EXERCISE INSTRUCTIONS. Find the lines holding the string "白头搔更短" in the data, then copy all of them.

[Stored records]
*-*-*
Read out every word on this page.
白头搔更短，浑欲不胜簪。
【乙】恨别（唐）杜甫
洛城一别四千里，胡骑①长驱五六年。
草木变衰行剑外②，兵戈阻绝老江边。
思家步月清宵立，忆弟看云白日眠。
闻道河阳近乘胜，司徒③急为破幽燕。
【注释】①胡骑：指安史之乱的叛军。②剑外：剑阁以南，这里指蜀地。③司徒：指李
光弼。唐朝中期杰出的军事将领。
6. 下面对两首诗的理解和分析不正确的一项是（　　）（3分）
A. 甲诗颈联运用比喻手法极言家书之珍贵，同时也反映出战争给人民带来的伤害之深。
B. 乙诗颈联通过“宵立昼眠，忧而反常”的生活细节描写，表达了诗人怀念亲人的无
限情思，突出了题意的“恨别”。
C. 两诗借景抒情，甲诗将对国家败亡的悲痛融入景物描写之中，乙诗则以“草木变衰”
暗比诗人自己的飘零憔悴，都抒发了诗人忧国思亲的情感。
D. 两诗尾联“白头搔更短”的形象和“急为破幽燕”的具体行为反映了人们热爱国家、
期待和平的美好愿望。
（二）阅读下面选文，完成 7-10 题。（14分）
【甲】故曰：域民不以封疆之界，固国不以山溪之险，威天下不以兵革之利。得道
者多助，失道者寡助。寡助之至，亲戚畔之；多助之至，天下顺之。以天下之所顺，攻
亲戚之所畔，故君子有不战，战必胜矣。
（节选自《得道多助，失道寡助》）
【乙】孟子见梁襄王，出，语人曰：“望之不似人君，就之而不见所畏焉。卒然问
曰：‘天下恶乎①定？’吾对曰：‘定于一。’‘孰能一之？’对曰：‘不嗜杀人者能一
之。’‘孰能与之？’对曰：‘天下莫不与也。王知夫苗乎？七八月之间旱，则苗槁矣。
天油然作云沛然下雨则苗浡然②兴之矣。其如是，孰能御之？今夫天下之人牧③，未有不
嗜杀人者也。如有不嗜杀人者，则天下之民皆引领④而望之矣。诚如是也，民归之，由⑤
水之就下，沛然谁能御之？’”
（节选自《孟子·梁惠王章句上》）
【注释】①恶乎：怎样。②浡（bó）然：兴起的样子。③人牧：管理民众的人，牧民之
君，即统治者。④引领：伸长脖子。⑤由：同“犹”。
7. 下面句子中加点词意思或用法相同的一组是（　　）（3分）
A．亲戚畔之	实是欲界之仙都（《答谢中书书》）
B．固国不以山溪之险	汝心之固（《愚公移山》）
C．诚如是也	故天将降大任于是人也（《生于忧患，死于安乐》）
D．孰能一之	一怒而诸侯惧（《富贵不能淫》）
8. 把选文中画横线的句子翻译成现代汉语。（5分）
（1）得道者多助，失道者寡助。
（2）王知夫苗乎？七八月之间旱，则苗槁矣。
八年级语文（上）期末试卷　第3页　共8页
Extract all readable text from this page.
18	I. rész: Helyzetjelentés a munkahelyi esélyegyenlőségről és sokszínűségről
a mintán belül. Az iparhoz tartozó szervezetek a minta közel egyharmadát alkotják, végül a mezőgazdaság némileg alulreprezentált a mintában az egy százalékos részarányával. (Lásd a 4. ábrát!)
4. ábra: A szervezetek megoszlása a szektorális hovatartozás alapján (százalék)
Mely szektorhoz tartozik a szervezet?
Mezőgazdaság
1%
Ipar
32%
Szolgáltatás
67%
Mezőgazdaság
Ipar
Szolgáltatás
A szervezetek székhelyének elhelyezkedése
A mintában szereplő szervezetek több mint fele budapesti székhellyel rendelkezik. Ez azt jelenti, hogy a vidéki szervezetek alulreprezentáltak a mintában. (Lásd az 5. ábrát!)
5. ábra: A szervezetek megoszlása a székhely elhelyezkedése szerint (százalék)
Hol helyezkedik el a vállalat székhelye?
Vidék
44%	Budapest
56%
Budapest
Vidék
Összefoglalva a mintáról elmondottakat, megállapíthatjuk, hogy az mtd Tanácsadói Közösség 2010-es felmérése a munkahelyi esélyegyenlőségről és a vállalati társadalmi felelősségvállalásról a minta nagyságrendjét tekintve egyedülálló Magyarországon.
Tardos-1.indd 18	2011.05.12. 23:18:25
*-*-*
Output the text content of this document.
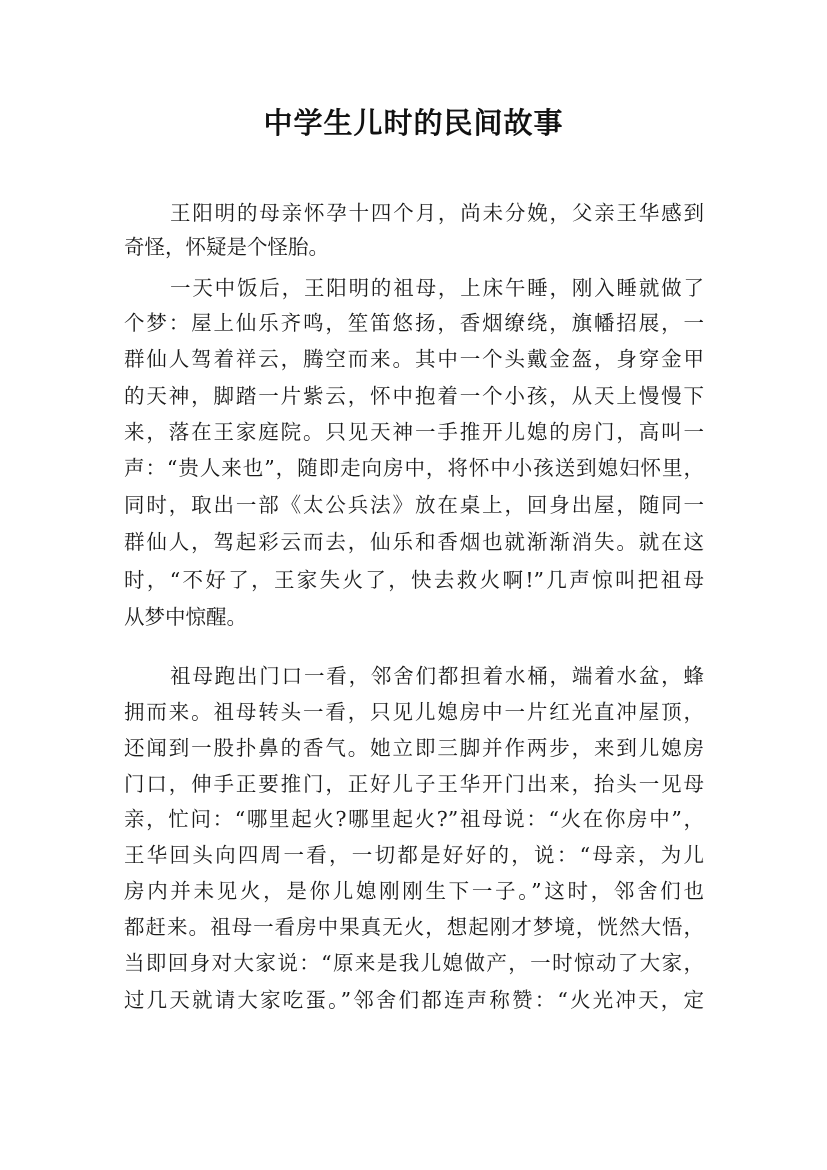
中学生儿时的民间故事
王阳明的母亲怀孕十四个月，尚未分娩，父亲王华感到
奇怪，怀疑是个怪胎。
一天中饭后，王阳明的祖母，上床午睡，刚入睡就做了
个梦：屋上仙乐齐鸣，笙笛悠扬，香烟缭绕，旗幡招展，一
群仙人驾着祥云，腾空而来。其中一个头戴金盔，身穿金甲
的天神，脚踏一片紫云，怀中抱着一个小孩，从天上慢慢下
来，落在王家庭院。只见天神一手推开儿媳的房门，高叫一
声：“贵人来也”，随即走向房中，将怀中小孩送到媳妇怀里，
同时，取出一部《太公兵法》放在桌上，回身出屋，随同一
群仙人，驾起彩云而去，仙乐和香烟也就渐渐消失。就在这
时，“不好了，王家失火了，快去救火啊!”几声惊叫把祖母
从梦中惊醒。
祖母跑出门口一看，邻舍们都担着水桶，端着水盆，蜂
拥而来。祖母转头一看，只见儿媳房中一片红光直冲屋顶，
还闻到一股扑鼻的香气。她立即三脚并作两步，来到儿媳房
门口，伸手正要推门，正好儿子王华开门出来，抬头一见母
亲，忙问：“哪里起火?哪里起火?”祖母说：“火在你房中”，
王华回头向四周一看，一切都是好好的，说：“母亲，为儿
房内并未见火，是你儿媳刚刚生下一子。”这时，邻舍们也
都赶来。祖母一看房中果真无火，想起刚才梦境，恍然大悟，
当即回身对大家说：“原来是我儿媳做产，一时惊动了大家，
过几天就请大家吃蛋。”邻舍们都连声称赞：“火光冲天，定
*-*-*
OUTPUT FOR THIS TASK.
白头搔更短，浑欲不胜簪。
D. 两诗尾联“白头搔更短”的形象和“急为破幽燕”的具体行为反映了人们热爱国家、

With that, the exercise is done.